=== PAGE EXTRACT ===
==================================================
To maintain data integrity, additional rules are applied when synchronizing complex data types such as topologies. Relationship class processing may also add to the data that gets synchronized. Review the following topics to become familiar with synchronizing different types of data: Synchronizing topology and Synchronizing related data.
Metadata for the data you choose to replicate is copied during the replica creation process. However, changes to the metadata are not applied during replica synchronization.
- Data volume—When you synchronize, only changes made since the last synchronization are applied. ArcGIS Pro filters out any changes that have already been sent and acknowledged. Also, once a change has been sent, it is never returned to the original replica. In this way, data volumes are trimmed to just what is needed.
Plan the frequency at which you synchronize to correspond with the rate at which changes are applied to your data. If you do not synchronize frequently enough for the volume of changes, the process may be time consuming. It is also recommended that you synchronize during off-peak hours. In a disconnected environment, you should always use .zip files instead of uncompressed formats, such as XML files, when exporting data changes. Adopting a practice in which you regularly send acknowledgment messages is also recommended.
- The order in which replicas are synchronized—If you are working with several replicas, the order in which they are synchronized may be important. For example, consider the case where you create several two-way replicas from a single enterprise geodatabase. One strategy for synchronizing these replicas is for each child replica to synchronize in both directions with the parent. Here the child sends changes to the parent, and the parent sends changes to the child. Another strategy is for each child replica to first send its changes to the parent. The parent incorporates all the changes and sends changes back to each child. In the first case, the parent is sending only its changes along with those received from replicas that have already been synchronized, while in the second case, it is additionally sending changes incorporated from all the other replicas. Depending on the requirements of your system, one strategy may be more appropriate than the other.
==================================================
=== TASK PROMPT ===
In the replica synchronization text:
(a) Are changes to metadata applied during replica synchronization?
(b) In a disconnected environment, what kind of file should be used when exporting data changes?
(c) During what hours is synchronizing recommended?
The lines after this text come from a separate source.

=== DATA LINES ===
==================================================
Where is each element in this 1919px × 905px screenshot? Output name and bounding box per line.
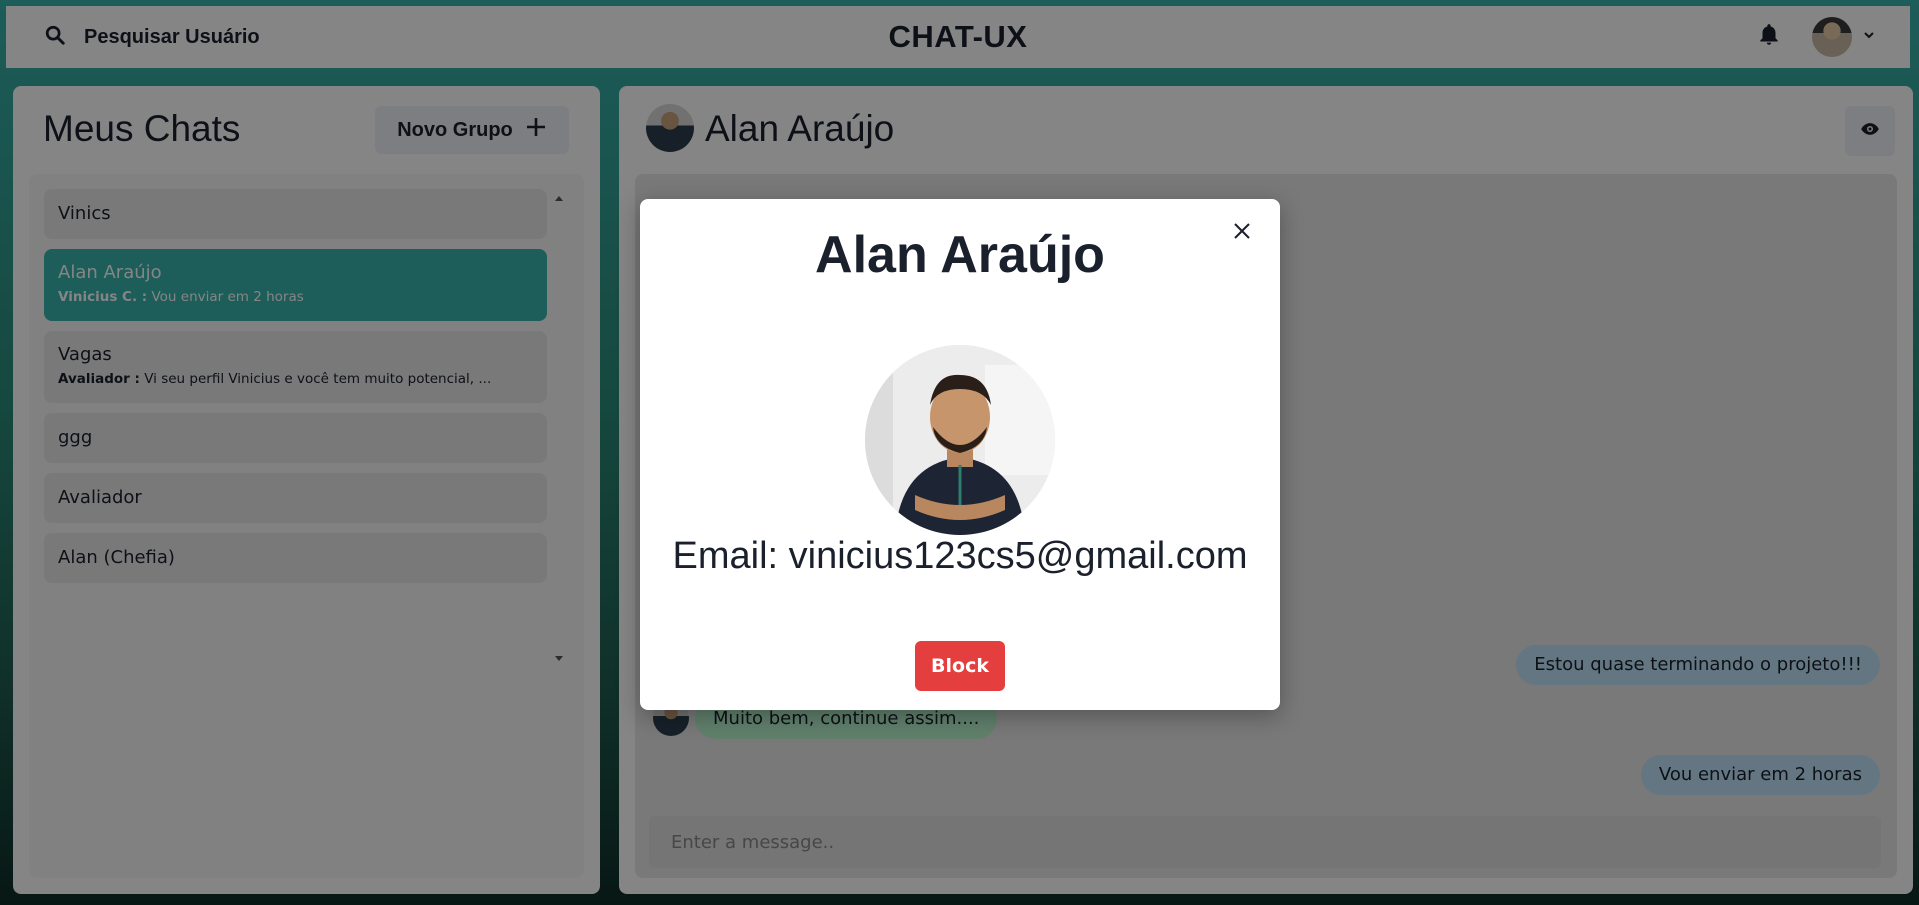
==================================================
=== EXERCISE OUTPUT ===
(a) No, changes to the metadata are not applied during replica synchronization.
(b) .zip files, not uncompressed formats such as XML files.
(c) Off-peak hours.